=== Task list ===
- 1) Using the Tutorial 5 page, state whether each statement agrees with the text. Answer yes or no, and quote the deciding words of the text. (a) The tutorials are meant to solve the practical exercises. (b) The online versions of the tutorials are the reference documents. (c) Tutorial 5 falls in week 10.
- 2) Repeat the part of the Tutorial 5 page that starts at the words "### Week 12, begins" and stops after the words "information and links.".

=== Selected passage ===

^CSE2304^

## Tutorial 5, CSE2304, Monash, Semester 1, 2006

### Week 12, begins 22 May

Class: The tutorials are the primary vehicle for practising the more formal material of the unit. Prepare your answers to the questions before the tutorial! It will probably not be possible to cover all questions unless you have prepared them in advance. Note that the online versions of the tutorials, as available at the unit's home page, are the reference documents and may contain extra information and links.
Tutors: (i) The purpose of the tutorials is not to solve the practical exercises! (ii) The purpose is to check answers, and to discuss particular sticking points, not to simply make answers available.

Objectives: The tutorials give practice in problem solving, the specification and analysis of algorithms and data-structures, and mathematics and logic useful in the above.

The unit organisation is described in the general pages
[G1] (click) overall unit home page - who, what, when, books, past years, past exams, FAQ, etc.,
[G2] 2006-specific page,
[G3] plan, "learning objectives".

=== Data excerpt ===
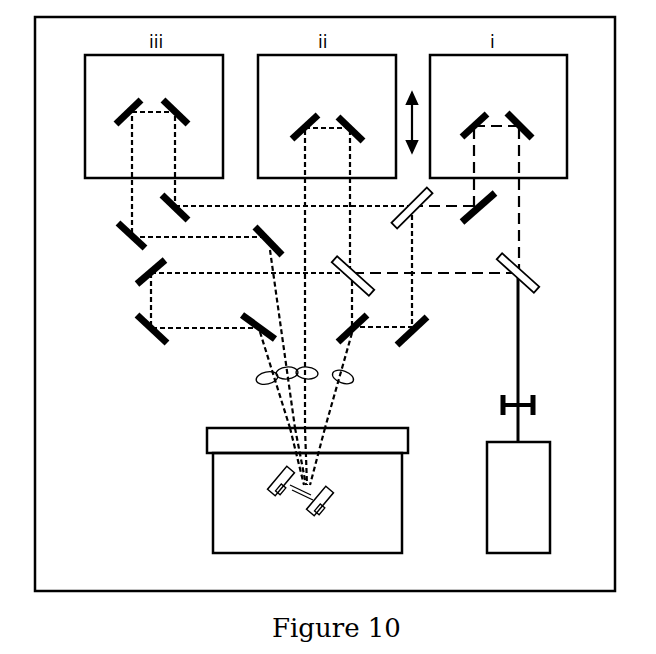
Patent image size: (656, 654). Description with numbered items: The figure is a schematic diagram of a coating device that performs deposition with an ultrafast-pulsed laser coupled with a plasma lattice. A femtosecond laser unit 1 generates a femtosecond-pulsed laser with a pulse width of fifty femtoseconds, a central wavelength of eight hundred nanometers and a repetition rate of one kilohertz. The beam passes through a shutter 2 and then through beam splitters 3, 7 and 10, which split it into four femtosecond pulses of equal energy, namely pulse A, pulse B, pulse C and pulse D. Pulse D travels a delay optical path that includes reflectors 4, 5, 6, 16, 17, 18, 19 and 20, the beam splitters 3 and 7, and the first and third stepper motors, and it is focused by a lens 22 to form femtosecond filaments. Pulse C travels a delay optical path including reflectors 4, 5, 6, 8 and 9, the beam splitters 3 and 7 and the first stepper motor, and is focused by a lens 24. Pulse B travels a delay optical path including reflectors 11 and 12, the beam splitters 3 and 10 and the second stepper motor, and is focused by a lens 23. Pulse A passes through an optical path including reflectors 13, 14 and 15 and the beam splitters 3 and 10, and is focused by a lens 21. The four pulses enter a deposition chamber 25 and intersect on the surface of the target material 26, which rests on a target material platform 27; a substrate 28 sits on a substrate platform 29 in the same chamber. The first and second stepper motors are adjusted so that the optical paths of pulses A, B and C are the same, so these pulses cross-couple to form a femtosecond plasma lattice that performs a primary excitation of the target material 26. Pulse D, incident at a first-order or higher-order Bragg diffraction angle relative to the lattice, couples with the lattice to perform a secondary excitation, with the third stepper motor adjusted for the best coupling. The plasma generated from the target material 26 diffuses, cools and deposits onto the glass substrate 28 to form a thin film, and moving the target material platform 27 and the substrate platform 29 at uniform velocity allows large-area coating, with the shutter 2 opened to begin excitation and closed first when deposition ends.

=== The results ===
- 1)
(a) No: "The purpose of the tutorials is not to solve the practical exercises!"
(b) Yes: "the online versions of the tutorials, as available at the unit's home page, are the reference documents"
(c) No: "Week 12, begins 22 May"

- 2)
### Week 12, begins 22 May

Class: The tutorials are the primary vehicle for practising the more formal material of the unit. Prepare your answers to the questions before the tutorial! It will probably not be possible to cover all questions unless you have prepared them in advance. Note that the online versions of the tutorials, as available at the unit's home page, are the reference documents and may contain extra information and links.